### CONSIGNE
Dans le texte fourni ci-dessous, relevez toutes les dates distinctes où le mois est écrit en lettres, dans leur ordre d'apparition.

Cour administrative d'appel de Bordeaux

Ordonnance du 21 mars 2024 n° 23BX03199

21/03/2024

Non renvoi

REPUBLIQUE FRANCAISE

AU NOM DU PEUPLE FRANCAIS


Vu la procédure suivante :

M. A B, représenté par Me Poudampa, a saisi la cour, le 28 décembre 2023, d'un appel dirigé contre l'ordonnance n° 2302946 du 28 novembre 2023 par laquelle le président de la 3ème chambre du tribunal administratif de Poitiers a rejeté comme portée devant un ordre de juridiction incompétent pour en connaître sa demande tendant à l'annulation de la décision en date du 30 août 2023 par laquelle le préfet de la Vienne l'a placé en rétention administrative dans des locaux ne relevant pas de l'administration pénitentiaire pour une durée de quarante-huit heures.

Par un mémoire distinct, enregistré le 28 décembre 2023, déposé au titre des articles 23-1 de l'ordonnance n° 58-1067 modifiée du 7 novembre 1958 portant loi organique sur le Conseil constitutionnel et R. 771-12 du code de justice administrative, M. B, représenté par Me Poudampa, demande à la cour de transmettre au Conseil d'Etat la question prioritaire de constitutionnalité relative à la constitutionnalité de l'article L. 741-10 du code de l'entrée et du séjour des étrangers et du droit d'asile.

Il soutient que :

- la disposition contestée est applicable au litige ;

- elle n'a pas déjà été déclarée conforme à la Constitution ; elle n'a pas non plus fait l'objet d'une décision de non-renvoi par les juridictions suprêmes ;

- la question de la constitutionnalité de cette disposition présente un caractère sérieux ;

- cette disposition méconnaît le principe fondamental reconnu par les lois de la République de la compétence de la juridiction administrative ; la loi n° 2016-274 du 7 mars 2016 dont est issue la disposition contestée a retiré au juge administratif tout un pan du contrôle de l'activité administrative, celui de l'édiction des mesures de placement en centre de rétention, qui sont des décisions prises dans le cadre de prérogatives de puissance publique ; la décision de la Cour européenne des droits de l'homme du 12 juillet 2016 qui a constaté que le juge administratif ne pouvait contrôler les conditions d'interpellation de l'étranger, n'exigeait pas un transfert de compétence au juge de la détention et des libertés ;

- cette disposition méconnaît le droit à un recours effectif garanti par l'article 16 de la Constitution et le droit à un procès équitable qui en est le corolaire ; le texte ne précise en effet pas les pouvoirs du juge de la détention et de la liberté et n'indique notamment pas si ce juge a un pouvoir d'annulation ou de réformation ; les juges de la détention et de la liberté, devant cette absence de précision, ont décidé de refuser d'annuler les décisions de placement en rétention ; ils se bornent à vérifier la régularité de la décision et n'opèrent pas un contrôle de légalité comme le fait le juge administratif ; ils se bornent lorsque la décision est jugée irrégulière, à ordonner la mainlevée de la mesure ; si le texte était interprété comme ouvrant toujours, dans le délai de deux mois, un recours en annulation contre ce type de décisions, ce délai ne permettrait pas au requérant de voir son recours jugé dans un délai raisonnable ; l'article critiqué doit alors être déclaré inconstitutionnel car il fait entrave à l'exercice des droits à un recours effectif et à un procès équitable en rendant impossible la sanction de l'annulation des décisions de placement en centre de rétention.

[Enregistrements d'annotations spatiales]

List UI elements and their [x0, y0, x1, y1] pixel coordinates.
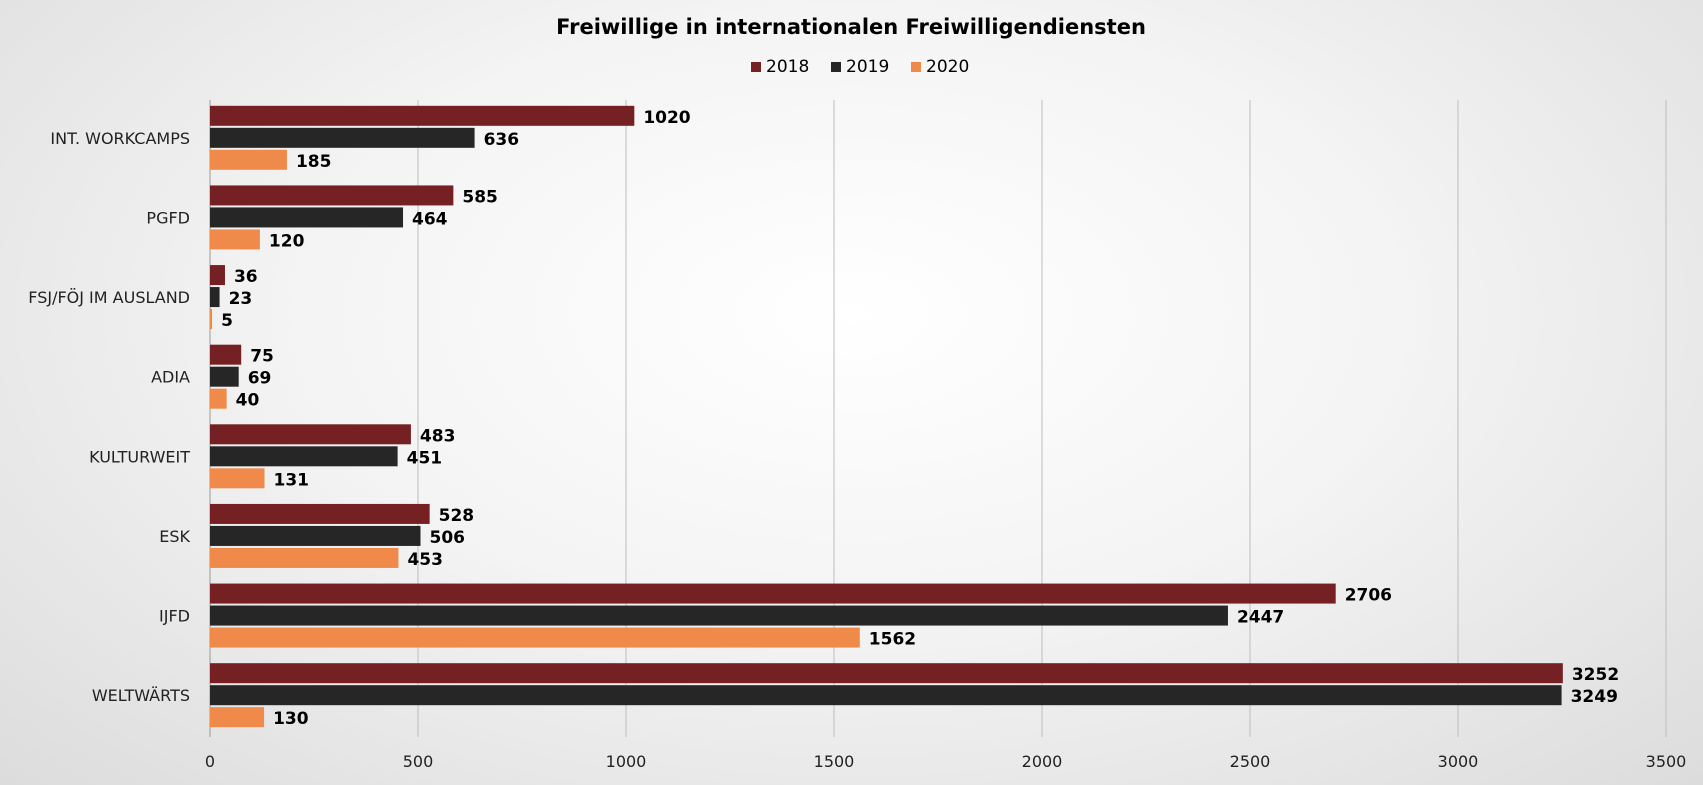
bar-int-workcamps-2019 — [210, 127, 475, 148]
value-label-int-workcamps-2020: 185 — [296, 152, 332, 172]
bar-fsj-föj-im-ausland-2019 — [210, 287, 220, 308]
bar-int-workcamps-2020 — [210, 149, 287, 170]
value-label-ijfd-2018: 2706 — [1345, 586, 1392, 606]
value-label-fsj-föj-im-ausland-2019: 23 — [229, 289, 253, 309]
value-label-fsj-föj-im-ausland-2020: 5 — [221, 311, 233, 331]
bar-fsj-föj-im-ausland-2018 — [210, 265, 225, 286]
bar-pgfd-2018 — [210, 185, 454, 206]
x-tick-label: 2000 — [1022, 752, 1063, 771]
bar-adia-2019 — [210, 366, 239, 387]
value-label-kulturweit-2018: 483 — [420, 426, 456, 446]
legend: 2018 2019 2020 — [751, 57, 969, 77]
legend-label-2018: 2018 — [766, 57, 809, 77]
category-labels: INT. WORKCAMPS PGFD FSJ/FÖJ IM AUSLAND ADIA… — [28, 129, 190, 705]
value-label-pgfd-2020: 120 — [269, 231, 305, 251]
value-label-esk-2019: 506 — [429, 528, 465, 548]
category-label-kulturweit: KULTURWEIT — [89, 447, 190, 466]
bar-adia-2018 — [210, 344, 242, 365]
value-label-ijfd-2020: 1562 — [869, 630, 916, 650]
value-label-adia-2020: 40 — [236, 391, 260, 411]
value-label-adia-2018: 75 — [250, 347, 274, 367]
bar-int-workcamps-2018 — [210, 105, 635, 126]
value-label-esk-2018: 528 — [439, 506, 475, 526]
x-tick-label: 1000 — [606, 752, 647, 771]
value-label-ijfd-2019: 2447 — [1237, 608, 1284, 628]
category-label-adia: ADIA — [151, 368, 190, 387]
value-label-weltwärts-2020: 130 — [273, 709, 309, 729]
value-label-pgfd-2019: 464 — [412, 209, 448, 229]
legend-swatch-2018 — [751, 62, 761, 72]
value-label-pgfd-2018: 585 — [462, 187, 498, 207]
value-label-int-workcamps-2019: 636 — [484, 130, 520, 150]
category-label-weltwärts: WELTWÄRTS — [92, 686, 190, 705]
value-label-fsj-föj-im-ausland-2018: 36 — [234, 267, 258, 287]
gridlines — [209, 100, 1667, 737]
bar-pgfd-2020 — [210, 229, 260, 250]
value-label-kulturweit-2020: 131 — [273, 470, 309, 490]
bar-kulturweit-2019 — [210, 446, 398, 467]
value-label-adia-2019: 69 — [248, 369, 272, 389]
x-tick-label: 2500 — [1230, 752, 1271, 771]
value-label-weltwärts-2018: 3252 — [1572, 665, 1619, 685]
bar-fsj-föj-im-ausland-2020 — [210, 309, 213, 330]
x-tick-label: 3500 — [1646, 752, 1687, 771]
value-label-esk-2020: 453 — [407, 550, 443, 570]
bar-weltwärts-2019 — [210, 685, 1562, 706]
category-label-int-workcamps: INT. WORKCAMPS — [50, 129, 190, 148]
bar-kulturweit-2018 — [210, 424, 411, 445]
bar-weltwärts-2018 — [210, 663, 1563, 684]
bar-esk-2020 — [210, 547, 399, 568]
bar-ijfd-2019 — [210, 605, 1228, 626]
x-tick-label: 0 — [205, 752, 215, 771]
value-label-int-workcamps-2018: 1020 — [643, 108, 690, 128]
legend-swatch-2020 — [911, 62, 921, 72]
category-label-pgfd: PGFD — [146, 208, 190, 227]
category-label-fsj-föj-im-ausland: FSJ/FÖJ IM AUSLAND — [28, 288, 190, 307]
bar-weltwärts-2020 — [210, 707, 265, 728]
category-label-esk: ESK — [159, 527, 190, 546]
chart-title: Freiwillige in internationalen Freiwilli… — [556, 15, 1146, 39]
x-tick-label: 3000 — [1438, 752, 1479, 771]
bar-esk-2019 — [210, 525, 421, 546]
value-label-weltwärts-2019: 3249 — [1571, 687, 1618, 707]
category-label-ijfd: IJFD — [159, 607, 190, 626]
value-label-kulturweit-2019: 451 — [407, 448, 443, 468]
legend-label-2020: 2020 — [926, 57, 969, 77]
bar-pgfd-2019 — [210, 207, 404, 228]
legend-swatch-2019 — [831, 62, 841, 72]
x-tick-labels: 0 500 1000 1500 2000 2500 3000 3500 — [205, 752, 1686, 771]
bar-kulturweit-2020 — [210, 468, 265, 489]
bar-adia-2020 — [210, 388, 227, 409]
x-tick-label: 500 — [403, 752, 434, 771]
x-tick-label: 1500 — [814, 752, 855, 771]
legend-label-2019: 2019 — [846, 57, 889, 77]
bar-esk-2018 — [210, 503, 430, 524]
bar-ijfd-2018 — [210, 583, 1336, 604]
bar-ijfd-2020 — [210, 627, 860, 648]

==

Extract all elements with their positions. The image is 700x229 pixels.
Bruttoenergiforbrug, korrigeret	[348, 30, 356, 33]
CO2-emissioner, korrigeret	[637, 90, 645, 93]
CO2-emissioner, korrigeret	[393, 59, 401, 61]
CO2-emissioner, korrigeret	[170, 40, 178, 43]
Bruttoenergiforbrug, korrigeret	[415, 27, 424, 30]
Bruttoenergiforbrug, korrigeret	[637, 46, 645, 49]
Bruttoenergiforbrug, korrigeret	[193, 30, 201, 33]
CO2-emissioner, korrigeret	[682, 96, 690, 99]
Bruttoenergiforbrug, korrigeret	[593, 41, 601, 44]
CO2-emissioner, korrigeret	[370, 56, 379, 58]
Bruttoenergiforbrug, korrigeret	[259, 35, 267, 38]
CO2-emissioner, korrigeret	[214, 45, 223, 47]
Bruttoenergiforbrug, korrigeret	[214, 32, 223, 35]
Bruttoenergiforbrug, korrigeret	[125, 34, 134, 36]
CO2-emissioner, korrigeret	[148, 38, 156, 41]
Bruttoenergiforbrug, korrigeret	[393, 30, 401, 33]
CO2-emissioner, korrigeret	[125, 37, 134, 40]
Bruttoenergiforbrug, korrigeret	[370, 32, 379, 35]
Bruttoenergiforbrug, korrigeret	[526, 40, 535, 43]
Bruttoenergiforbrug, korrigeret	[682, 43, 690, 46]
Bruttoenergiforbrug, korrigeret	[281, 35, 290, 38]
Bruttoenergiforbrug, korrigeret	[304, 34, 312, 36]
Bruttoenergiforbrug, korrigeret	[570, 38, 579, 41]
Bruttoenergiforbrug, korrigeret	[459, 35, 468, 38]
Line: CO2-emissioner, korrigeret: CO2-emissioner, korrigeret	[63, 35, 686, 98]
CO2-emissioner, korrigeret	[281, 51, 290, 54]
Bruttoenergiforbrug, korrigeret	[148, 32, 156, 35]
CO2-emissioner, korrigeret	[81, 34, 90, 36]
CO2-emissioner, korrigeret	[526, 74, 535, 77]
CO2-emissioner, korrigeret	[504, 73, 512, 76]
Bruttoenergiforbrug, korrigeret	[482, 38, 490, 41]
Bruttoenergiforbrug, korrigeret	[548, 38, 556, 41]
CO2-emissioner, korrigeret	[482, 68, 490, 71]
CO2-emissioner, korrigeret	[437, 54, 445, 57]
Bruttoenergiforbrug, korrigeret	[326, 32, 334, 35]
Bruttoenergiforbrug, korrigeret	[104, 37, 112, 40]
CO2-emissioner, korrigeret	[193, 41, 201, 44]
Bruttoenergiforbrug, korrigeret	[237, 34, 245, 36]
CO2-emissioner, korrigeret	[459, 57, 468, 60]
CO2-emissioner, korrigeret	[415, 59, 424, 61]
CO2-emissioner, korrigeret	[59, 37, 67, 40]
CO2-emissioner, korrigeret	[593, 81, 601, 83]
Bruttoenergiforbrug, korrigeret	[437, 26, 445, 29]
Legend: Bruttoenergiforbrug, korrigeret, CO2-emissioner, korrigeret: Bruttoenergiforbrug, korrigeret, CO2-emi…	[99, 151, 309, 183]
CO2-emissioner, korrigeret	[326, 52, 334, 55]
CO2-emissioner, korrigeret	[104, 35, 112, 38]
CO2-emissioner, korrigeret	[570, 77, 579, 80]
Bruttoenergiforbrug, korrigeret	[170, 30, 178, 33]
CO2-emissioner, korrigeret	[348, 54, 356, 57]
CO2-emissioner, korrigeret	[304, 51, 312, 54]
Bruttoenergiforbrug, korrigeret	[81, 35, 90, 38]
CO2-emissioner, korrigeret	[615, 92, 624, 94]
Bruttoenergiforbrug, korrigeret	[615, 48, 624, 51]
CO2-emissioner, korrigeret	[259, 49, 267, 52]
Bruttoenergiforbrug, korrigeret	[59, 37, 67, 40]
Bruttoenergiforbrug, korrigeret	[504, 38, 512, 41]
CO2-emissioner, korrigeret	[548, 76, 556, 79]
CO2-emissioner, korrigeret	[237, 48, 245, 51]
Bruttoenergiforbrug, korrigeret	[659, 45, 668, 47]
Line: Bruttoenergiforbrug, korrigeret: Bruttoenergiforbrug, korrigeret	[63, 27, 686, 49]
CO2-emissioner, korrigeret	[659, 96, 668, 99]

### RÉPONSE
21 mars 2024
28 décembre 2023
28 novembre 2023
30 août 2023
7 novembre 1958
7 mars 2016
12 juillet 2016